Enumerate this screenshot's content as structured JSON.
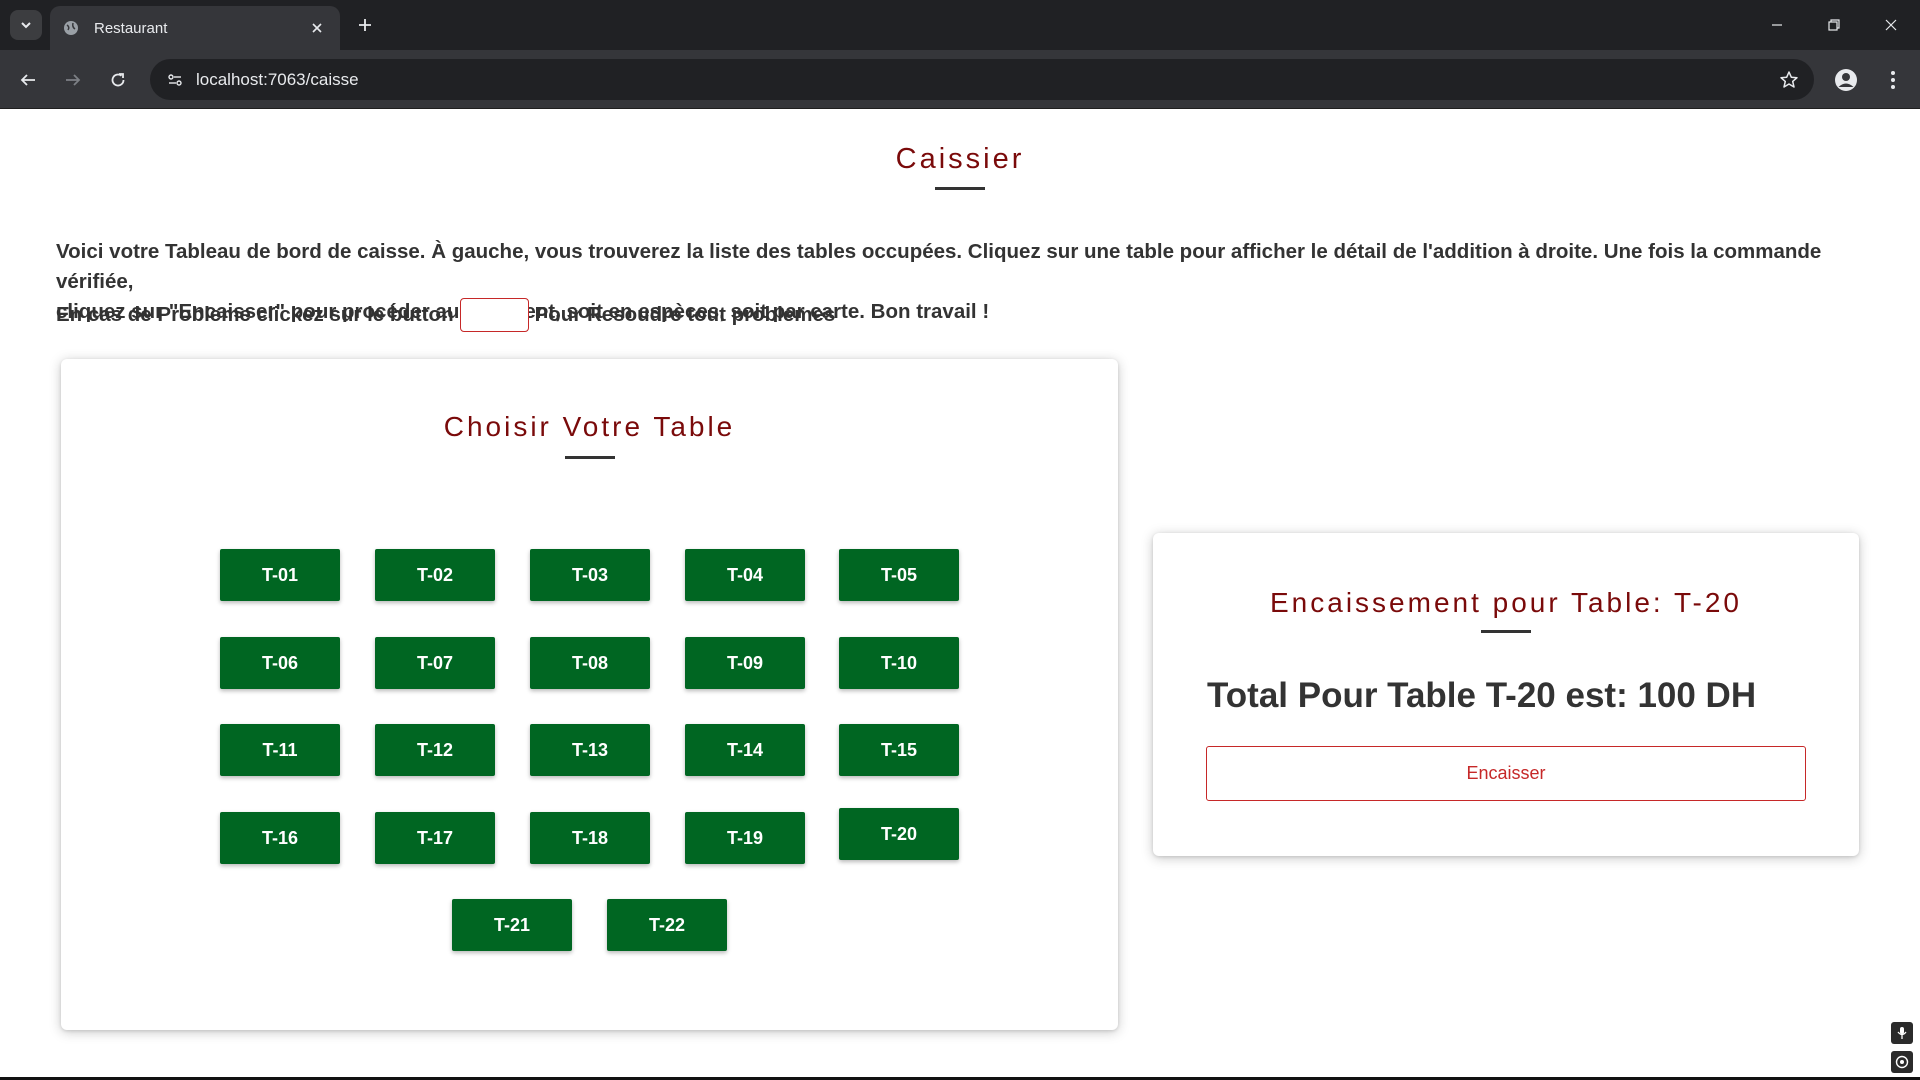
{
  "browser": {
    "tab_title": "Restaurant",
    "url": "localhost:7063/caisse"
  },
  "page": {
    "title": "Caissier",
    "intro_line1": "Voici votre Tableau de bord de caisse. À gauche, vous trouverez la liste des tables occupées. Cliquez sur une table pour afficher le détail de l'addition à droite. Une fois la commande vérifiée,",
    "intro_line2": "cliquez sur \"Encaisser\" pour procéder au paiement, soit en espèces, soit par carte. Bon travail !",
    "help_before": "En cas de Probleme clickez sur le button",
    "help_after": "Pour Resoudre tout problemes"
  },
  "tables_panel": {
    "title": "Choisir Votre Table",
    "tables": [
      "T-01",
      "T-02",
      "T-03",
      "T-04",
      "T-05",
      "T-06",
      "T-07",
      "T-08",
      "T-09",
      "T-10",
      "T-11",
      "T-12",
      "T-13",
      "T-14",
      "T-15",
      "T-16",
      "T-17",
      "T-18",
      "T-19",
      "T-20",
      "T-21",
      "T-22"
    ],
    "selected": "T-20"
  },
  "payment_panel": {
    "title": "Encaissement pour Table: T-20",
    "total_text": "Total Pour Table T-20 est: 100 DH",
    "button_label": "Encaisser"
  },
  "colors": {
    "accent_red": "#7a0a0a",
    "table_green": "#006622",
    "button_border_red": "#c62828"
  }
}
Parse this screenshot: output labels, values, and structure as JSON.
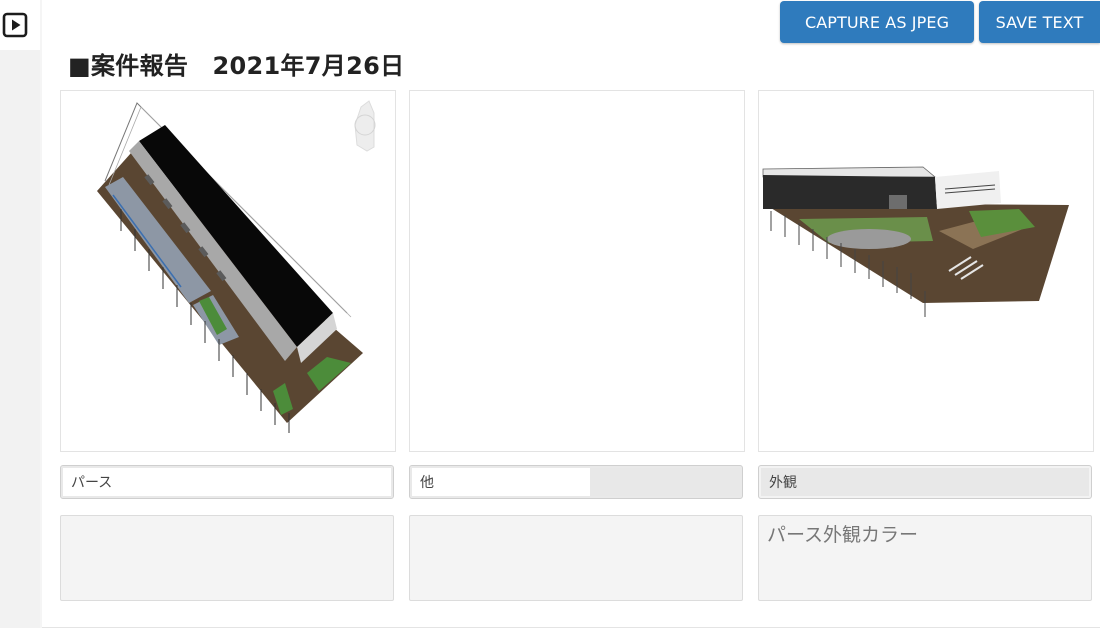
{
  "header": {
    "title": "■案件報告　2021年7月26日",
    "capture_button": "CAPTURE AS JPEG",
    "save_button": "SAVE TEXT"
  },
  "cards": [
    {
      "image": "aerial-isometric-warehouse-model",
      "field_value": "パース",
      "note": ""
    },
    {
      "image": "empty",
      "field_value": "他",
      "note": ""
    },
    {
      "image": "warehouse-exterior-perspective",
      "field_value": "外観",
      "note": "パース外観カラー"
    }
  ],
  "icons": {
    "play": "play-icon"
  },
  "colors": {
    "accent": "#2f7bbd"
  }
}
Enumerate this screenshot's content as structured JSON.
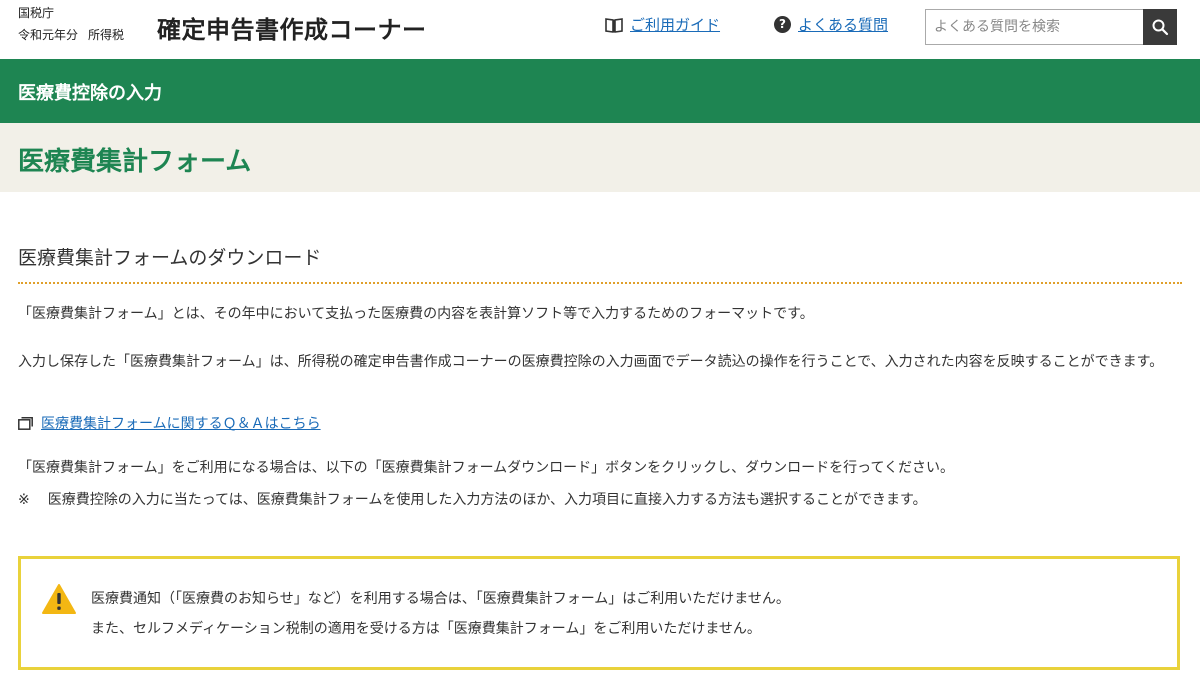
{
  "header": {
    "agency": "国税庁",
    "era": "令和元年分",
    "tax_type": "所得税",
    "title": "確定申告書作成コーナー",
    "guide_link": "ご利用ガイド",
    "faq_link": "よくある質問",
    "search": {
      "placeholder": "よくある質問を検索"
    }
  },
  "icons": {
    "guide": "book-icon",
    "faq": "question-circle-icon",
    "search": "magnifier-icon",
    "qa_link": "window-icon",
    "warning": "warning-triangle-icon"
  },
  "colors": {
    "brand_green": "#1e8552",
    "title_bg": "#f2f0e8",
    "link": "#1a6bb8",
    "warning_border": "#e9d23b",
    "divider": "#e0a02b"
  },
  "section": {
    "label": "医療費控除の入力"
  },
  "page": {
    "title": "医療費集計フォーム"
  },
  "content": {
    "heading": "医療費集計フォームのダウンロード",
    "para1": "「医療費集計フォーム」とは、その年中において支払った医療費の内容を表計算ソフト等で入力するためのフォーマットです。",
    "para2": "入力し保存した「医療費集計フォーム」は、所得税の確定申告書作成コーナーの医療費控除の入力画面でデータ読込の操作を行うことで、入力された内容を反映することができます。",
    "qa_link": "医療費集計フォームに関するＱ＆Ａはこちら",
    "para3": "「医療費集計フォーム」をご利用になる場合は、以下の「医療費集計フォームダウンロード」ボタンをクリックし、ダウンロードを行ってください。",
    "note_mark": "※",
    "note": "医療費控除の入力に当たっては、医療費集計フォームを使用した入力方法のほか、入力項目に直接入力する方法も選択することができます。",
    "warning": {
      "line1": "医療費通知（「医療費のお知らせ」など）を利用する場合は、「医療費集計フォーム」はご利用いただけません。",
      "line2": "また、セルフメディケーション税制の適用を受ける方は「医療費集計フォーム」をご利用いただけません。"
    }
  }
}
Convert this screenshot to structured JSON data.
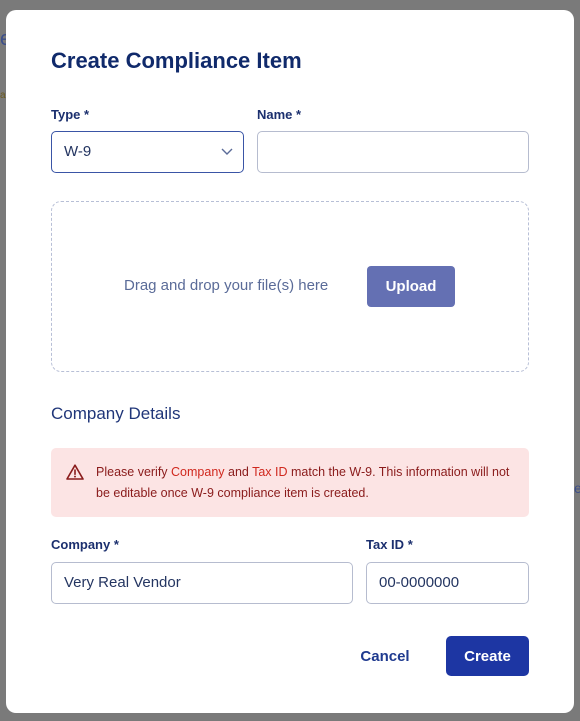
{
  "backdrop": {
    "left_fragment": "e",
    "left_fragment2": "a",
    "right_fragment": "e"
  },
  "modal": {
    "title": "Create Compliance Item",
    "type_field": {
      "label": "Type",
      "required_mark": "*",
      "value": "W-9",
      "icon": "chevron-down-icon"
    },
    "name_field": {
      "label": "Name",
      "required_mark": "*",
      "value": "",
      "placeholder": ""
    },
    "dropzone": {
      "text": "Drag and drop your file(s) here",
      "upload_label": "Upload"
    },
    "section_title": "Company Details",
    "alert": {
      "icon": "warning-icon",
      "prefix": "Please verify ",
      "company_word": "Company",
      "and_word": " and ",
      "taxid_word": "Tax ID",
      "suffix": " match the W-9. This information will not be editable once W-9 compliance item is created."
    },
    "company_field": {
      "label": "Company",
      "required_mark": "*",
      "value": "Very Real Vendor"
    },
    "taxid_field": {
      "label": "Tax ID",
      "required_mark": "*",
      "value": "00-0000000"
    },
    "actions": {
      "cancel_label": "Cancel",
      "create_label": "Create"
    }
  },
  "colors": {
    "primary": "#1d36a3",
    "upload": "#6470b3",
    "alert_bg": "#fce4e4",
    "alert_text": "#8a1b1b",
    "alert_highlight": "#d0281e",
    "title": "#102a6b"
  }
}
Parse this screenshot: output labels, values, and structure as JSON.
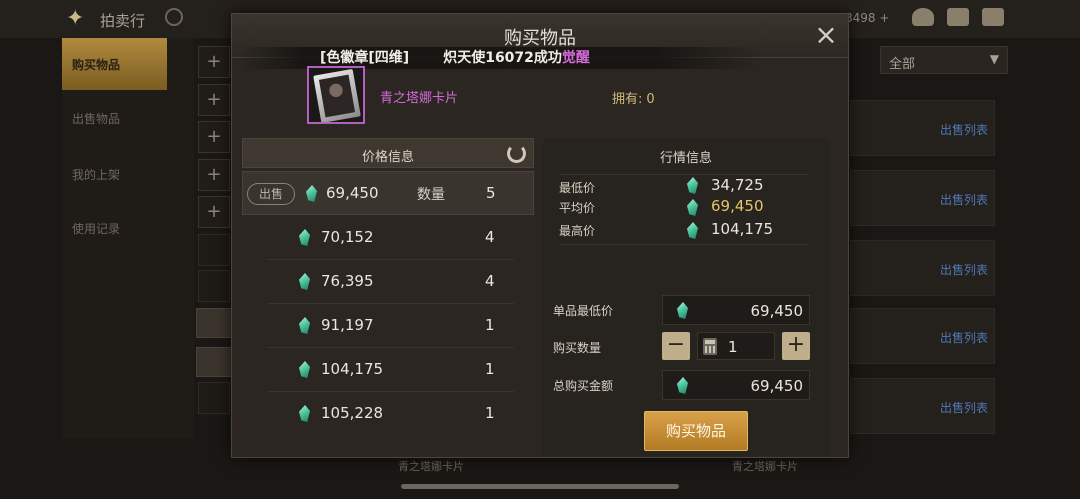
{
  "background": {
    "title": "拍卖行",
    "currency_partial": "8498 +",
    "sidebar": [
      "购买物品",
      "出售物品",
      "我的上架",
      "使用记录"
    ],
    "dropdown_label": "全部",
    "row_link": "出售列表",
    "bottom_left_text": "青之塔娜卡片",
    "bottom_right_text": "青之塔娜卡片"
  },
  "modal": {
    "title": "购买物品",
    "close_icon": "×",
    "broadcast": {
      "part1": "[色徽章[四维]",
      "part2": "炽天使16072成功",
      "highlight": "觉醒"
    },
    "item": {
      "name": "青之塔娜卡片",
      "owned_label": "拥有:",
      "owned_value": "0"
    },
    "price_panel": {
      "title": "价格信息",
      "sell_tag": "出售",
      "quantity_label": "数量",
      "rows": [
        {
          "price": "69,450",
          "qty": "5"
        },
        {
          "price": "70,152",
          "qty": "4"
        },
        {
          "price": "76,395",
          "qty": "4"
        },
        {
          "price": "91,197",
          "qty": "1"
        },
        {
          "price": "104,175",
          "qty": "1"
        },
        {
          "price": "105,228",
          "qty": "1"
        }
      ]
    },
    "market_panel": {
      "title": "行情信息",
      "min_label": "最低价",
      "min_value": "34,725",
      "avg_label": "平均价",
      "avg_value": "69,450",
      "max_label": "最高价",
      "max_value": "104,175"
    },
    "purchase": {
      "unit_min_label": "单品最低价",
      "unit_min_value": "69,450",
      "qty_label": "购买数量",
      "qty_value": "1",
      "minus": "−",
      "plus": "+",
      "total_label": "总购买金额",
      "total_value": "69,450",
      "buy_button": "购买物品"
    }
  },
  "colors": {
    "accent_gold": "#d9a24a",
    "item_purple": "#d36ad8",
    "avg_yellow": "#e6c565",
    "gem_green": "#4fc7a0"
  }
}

[Written problem] Repeat the listing in full and exactly. Do not include any images.

[Exercise output]
Enumerate this screenshot's content as structured JSON.
{
  "browser": {
    "tab_title": "Restaurant",
    "url": "localhost:7063/caisse"
  },
  "page": {
    "title": "Caissier",
    "intro_line1": "Voici votre Tableau de bord de caisse. À gauche, vous trouverez la liste des tables occupées. Cliquez sur une table pour afficher le détail de l'addition à droite. Une fois la commande vérifiée,",
    "intro_line2": "cliquez sur \"Encaisser\" pour procéder au paiement, soit en espèces, soit par carte. Bon travail !",
    "help_before": "En cas de Probleme clickez sur le button",
    "help_after": "Pour Resoudre tout problemes"
  },
  "tables_panel": {
    "title": "Choisir Votre Table",
    "tables": [
      "T-01",
      "T-02",
      "T-03",
      "T-04",
      "T-05",
      "T-06",
      "T-07",
      "T-08",
      "T-09",
      "T-10",
      "T-11",
      "T-12",
      "T-13",
      "T-14",
      "T-15",
      "T-16",
      "T-17",
      "T-18",
      "T-19",
      "T-20",
      "T-21",
      "T-22"
    ],
    "selected": "T-20"
  },
  "payment_panel": {
    "title": "Encaissement pour Table: T-20",
    "total_text": "Total Pour Table T-20 est: 100 DH",
    "button_label": "Encaisser"
  },
  "colors": {
    "accent_red": "#7a0a0a",
    "table_green": "#006622",
    "button_border_red": "#c62828"
  }
}
Parse this screenshot: output labels, values, and structure as JSON.
{
  "header": {
    "title": "■案件報告　2021年7月26日",
    "capture_button": "CAPTURE AS JPEG",
    "save_button": "SAVE TEXT"
  },
  "cards": [
    {
      "image": "aerial-isometric-warehouse-model",
      "field_value": "パース",
      "note": ""
    },
    {
      "image": "empty",
      "field_value": "他",
      "note": ""
    },
    {
      "image": "warehouse-exterior-perspective",
      "field_value": "外観",
      "note": "パース外観カラー"
    }
  ],
  "icons": {
    "play": "play-icon"
  },
  "colors": {
    "accent": "#2f7bbd"
  }
}
Enumerate this screenshot's content as structured JSON.
{
  "header": {
    "agency": "国税庁",
    "era": "令和元年分",
    "tax_type": "所得税",
    "title": "確定申告書作成コーナー",
    "guide_link": "ご利用ガイド",
    "faq_link": "よくある質問",
    "search": {
      "placeholder": "よくある質問を検索"
    }
  },
  "icons": {
    "guide": "book-icon",
    "faq": "question-circle-icon",
    "search": "magnifier-icon",
    "qa_link": "window-icon",
    "warning": "warning-triangle-icon"
  },
  "colors": {
    "brand_green": "#1e8552",
    "title_bg": "#f2f0e8",
    "link": "#1a6bb8",
    "warning_border": "#e9d23b",
    "divider": "#e0a02b"
  },
  "section": {
    "label": "医療費控除の入力"
  },
  "page": {
    "title": "医療費集計フォーム"
  },
  "content": {
    "heading": "医療費集計フォームのダウンロード",
    "para1": "「医療費集計フォーム」とは、その年中において支払った医療費の内容を表計算ソフト等で入力するためのフォーマットです。",
    "para2": "入力し保存した「医療費集計フォーム」は、所得税の確定申告書作成コーナーの医療費控除の入力画面でデータ読込の操作を行うことで、入力された内容を反映することができます。",
    "qa_link": "医療費集計フォームに関するＱ＆Ａはこちら",
    "para3": "「医療費集計フォーム」をご利用になる場合は、以下の「医療費集計フォームダウンロード」ボタンをクリックし、ダウンロードを行ってください。",
    "note_mark": "※",
    "note": "医療費控除の入力に当たっては、医療費集計フォームを使用した入力方法のほか、入力項目に直接入力する方法も選択することができます。",
    "warning": {
      "line1": "医療費通知（「医療費のお知らせ」など）を利用する場合は、「医療費集計フォーム」はご利用いただけません。",
      "line2": "また、セルフメディケーション税制の適用を受ける方は「医療費集計フォーム」をご利用いただけません。"
    }
  }
}
Convert this screenshot to structured JSON data.
{
  "backdrop": {
    "left_fragment": "e",
    "left_fragment2": "a",
    "right_fragment": "e"
  },
  "modal": {
    "title": "Create Compliance Item",
    "type_field": {
      "label": "Type",
      "required_mark": "*",
      "value": "W-9",
      "icon": "chevron-down-icon"
    },
    "name_field": {
      "label": "Name",
      "required_mark": "*",
      "value": "",
      "placeholder": ""
    },
    "dropzone": {
      "text": "Drag and drop your file(s) here",
      "upload_label": "Upload"
    },
    "section_title": "Company Details",
    "alert": {
      "icon": "warning-icon",
      "prefix": "Please verify ",
      "company_word": "Company",
      "and_word": " and ",
      "taxid_word": "Tax ID",
      "suffix": " match the W-9. This information will not be editable once W-9 compliance item is created."
    },
    "company_field": {
      "label": "Company",
      "required_mark": "*",
      "value": "Very Real Vendor"
    },
    "taxid_field": {
      "label": "Tax ID",
      "required_mark": "*",
      "value": "00-0000000"
    },
    "actions": {
      "cancel_label": "Cancel",
      "create_label": "Create"
    }
  },
  "colors": {
    "primary": "#1d36a3",
    "upload": "#6470b3",
    "alert_bg": "#fce4e4",
    "alert_text": "#8a1b1b",
    "alert_highlight": "#d0281e",
    "title": "#102a6b"
  }
}
Parse this screenshot: output labels, values, and structure as JSON.
{
  "background": {
    "title": "拍卖行",
    "currency_partial": "8498 +",
    "sidebar": [
      "购买物品",
      "出售物品",
      "我的上架",
      "使用记录"
    ],
    "dropdown_label": "全部",
    "row_link": "出售列表",
    "bottom_left_text": "青之塔娜卡片",
    "bottom_right_text": "青之塔娜卡片"
  },
  "modal": {
    "title": "购买物品",
    "close_icon": "×",
    "broadcast": {
      "part1": "[色徽章[四维]",
      "part2": "炽天使16072成功",
      "highlight": "觉醒"
    },
    "item": {
      "name": "青之塔娜卡片",
      "owned_label": "拥有:",
      "owned_value": "0"
    },
    "price_panel": {
      "title": "价格信息",
      "sell_tag": "出售",
      "quantity_label": "数量",
      "rows": [
        {
          "price": "69,450",
          "qty": "5"
        },
        {
          "price": "70,152",
          "qty": "4"
        },
        {
          "price": "76,395",
          "qty": "4"
        },
        {
          "price": "91,197",
          "qty": "1"
        },
        {
          "price": "104,175",
          "qty": "1"
        },
        {
          "price": "105,228",
          "qty": "1"
        }
      ]
    },
    "market_panel": {
      "title": "行情信息",
      "min_label": "最低价",
      "min_value": "34,725",
      "avg_label": "平均价",
      "avg_value": "69,450",
      "max_label": "最高价",
      "max_value": "104,175"
    },
    "purchase": {
      "unit_min_label": "单品最低价",
      "unit_min_value": "69,450",
      "qty_label": "购买数量",
      "qty_value": "1",
      "minus": "−",
      "plus": "+",
      "total_label": "总购买金额",
      "total_value": "69,450",
      "buy_button": "购买物品"
    }
  },
  "colors": {
    "accent_gold": "#d9a24a",
    "item_purple": "#d36ad8",
    "avg_yellow": "#e6c565",
    "gem_green": "#4fc7a0"
  }
}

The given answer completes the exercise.